◆ TEXTO FORNECIDO:
São Paulo - ''Missão Jogos Olímpicos'' é o título da mais recente aventura dos investigadores da Private, maior agência de detetives do mundo.
Mas poderia ser ''A Morte Ronda os Jogos'', manchete de um dos jornais britânicos sobre a série de crimes que enchem de sangue o thriller do norte-americano James Patterson.
Escrita em parceria com o também escritor de livros policiais Mark Sullivan, a história segue com rigor o programa olímpico real - um dos ataques aconteceu na final dos 100 m e algo espetacular era esperado para o domingo seguinte, dia da maratona masculina.
Os atletas mimetizam personalidades conhecidas da área. Quando surge a ideia de suspender os Jogos por causa dos crimes, decidem que o show deve continuar.
O vilão, apesar de bárbaro, dá a si mesmo uma tarefa louvável: resgatar o espírito olímpico, que estaria conspurcado pelo doping e pela ganância.

◆ DADOS FORNECIDOS:

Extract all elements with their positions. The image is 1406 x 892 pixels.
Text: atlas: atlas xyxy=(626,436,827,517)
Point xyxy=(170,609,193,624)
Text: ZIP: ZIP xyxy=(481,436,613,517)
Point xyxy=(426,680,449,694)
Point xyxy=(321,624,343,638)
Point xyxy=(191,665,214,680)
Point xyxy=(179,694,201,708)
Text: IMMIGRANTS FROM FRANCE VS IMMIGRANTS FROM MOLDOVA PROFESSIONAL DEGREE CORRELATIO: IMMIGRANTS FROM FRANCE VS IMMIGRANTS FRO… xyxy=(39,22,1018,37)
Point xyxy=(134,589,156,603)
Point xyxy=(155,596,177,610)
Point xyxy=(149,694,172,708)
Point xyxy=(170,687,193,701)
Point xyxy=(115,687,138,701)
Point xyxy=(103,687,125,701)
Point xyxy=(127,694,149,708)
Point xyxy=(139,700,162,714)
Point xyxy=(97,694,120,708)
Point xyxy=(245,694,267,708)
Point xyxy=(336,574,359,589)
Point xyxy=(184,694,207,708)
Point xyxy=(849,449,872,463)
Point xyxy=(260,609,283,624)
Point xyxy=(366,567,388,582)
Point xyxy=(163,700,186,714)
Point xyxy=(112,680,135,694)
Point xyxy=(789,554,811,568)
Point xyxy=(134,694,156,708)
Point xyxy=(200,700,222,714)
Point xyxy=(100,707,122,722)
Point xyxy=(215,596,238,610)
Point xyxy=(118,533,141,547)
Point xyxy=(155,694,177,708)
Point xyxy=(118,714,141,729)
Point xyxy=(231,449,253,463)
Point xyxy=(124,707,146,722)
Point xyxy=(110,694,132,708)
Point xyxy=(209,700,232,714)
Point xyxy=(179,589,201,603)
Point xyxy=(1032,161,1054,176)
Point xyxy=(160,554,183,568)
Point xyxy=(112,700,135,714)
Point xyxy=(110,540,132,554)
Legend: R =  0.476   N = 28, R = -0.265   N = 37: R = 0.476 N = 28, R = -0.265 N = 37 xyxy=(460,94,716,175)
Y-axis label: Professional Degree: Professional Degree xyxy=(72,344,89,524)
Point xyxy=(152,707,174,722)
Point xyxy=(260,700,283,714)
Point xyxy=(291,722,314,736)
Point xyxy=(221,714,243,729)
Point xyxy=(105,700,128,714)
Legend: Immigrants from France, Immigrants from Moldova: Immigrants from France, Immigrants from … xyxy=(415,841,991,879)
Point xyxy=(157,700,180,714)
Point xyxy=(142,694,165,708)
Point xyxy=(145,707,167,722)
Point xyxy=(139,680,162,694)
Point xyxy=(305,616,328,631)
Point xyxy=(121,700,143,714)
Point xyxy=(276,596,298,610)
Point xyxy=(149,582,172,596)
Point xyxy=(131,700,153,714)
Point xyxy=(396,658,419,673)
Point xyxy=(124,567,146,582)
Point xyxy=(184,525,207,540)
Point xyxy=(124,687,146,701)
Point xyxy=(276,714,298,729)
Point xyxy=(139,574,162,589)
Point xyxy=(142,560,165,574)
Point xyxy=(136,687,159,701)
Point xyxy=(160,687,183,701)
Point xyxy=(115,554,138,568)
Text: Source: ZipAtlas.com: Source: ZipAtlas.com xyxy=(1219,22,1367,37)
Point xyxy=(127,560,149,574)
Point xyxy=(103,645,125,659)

◆ TAREFAS:
A - Diga se cada afirmação concorda com o texto fornecido, respondendo sim ou não e citando as palavras do texto que decidem: (i) o livro foi escrito em parceria com Mark Sullivan; (ii) "A Morte Ronda os Jogos" é o título do livro; (iii) um dos ataques acontece na final dos 100 m.
B - Segundo o texto fornecido, por que o vilão quer resgatar o espírito olímpico? Responda em uma a três frases.
C - Reescreva o trecho do texto fornecido entre "Os atletas mimetizam" e "e pela ganância.", inclusive, trocando "vilão" por "criminoso".

◆ RESPOSTAS:
A -
(i) Sim: "Escrita em parceria com o também escritor de livros policiais Mark Sullivan".
(ii) Não: "manchete de um dos jornais britânicos".
(iii) Sim: "um dos ataques aconteceu na final dos 100 m".

B - Ele quer resgatar o espírito olímpico porque esse espírito estaria conspurcado pelo doping e pela ganância.

C -
Os atletas mimetizam personalidades conhecidas da área. Quando surge a ideia de suspender os Jogos por causa dos crimes, decidem que o show deve continuar.
O criminoso, apesar de bárbaro, dá a si mesmo uma tarefa louvável: resgatar o espírito olímpico, que estaria conspurcado pelo doping e pela ganância.